= THE REQUEST =
In the records that follow, locate every line with "color" and extract it.

## START RECORDS FOR PROCESSING

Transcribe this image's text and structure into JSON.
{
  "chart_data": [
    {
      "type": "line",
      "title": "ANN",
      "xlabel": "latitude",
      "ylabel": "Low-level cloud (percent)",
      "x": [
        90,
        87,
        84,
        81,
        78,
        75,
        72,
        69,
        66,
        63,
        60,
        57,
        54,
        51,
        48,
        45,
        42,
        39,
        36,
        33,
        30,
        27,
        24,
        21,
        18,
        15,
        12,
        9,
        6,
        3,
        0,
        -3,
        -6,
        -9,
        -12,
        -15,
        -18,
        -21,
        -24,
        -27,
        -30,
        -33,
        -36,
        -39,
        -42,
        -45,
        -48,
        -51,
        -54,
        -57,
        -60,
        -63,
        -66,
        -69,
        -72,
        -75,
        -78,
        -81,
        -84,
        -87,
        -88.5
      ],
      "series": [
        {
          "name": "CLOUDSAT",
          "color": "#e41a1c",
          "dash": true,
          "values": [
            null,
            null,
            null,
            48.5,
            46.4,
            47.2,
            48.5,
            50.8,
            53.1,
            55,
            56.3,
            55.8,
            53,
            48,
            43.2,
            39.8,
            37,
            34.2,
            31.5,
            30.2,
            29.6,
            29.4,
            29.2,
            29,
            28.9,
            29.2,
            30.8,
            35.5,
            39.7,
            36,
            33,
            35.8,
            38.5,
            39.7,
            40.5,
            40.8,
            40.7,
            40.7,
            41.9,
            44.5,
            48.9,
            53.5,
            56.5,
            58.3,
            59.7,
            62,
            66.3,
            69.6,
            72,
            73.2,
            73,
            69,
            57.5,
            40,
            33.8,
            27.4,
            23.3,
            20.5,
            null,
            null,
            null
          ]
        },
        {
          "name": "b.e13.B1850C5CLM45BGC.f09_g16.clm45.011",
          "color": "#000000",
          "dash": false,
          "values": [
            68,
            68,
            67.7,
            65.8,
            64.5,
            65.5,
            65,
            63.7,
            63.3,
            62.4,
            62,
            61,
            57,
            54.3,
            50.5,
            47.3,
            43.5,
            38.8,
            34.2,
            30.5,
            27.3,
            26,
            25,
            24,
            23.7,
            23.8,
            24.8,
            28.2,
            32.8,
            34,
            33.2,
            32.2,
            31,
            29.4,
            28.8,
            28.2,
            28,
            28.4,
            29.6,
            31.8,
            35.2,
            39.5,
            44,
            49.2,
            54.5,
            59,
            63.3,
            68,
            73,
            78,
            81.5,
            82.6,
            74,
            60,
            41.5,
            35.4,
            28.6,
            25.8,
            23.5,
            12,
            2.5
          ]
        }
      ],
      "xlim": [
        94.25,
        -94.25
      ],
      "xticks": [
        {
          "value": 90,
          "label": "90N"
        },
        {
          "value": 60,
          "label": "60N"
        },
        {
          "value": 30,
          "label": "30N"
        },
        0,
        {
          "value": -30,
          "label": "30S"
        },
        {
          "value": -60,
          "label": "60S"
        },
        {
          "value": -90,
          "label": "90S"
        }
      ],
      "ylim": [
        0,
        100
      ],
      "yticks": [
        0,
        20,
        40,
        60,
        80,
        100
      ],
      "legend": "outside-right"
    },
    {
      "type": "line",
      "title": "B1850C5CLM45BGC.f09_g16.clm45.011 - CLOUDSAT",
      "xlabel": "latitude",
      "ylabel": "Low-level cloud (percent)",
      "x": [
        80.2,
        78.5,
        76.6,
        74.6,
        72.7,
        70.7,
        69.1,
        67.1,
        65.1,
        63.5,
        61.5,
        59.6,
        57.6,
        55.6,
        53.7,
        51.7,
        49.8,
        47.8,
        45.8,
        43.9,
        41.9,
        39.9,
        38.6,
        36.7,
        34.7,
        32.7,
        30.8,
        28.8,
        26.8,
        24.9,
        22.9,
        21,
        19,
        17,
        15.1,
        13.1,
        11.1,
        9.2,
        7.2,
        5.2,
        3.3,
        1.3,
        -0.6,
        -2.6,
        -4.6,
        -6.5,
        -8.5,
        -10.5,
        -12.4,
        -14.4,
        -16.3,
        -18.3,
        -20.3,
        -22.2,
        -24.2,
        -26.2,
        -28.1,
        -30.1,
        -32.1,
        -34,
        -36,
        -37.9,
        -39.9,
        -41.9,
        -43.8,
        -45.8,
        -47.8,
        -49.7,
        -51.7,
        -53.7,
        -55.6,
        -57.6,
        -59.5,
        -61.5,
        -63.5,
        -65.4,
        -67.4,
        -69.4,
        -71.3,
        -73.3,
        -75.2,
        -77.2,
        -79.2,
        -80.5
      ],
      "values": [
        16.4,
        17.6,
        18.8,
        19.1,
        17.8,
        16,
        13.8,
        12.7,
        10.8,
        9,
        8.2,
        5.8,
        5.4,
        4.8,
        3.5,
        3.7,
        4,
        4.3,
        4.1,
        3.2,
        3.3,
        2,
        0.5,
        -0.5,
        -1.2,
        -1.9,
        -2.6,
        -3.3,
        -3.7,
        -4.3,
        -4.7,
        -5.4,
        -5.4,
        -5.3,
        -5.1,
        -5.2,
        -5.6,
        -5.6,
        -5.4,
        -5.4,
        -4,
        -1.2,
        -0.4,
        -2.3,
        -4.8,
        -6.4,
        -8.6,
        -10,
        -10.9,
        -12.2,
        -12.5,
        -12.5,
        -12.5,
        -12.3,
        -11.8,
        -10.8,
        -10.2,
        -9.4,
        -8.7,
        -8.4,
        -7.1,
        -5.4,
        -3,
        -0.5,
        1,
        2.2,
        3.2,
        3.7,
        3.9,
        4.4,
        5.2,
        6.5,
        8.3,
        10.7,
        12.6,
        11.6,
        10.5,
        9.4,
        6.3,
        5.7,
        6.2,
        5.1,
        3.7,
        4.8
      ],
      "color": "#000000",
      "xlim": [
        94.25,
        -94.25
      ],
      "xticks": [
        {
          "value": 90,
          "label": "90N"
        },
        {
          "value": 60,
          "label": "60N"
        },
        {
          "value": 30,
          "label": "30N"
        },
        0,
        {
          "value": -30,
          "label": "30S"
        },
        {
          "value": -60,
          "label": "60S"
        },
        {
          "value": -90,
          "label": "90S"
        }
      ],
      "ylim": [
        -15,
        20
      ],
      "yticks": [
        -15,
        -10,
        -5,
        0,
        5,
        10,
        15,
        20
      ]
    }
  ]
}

## END RECORDS FOR PROCESSING

= ANSWER =
          "color": "#e41a1c",
          "color": "#000000",
      "color": "#000000",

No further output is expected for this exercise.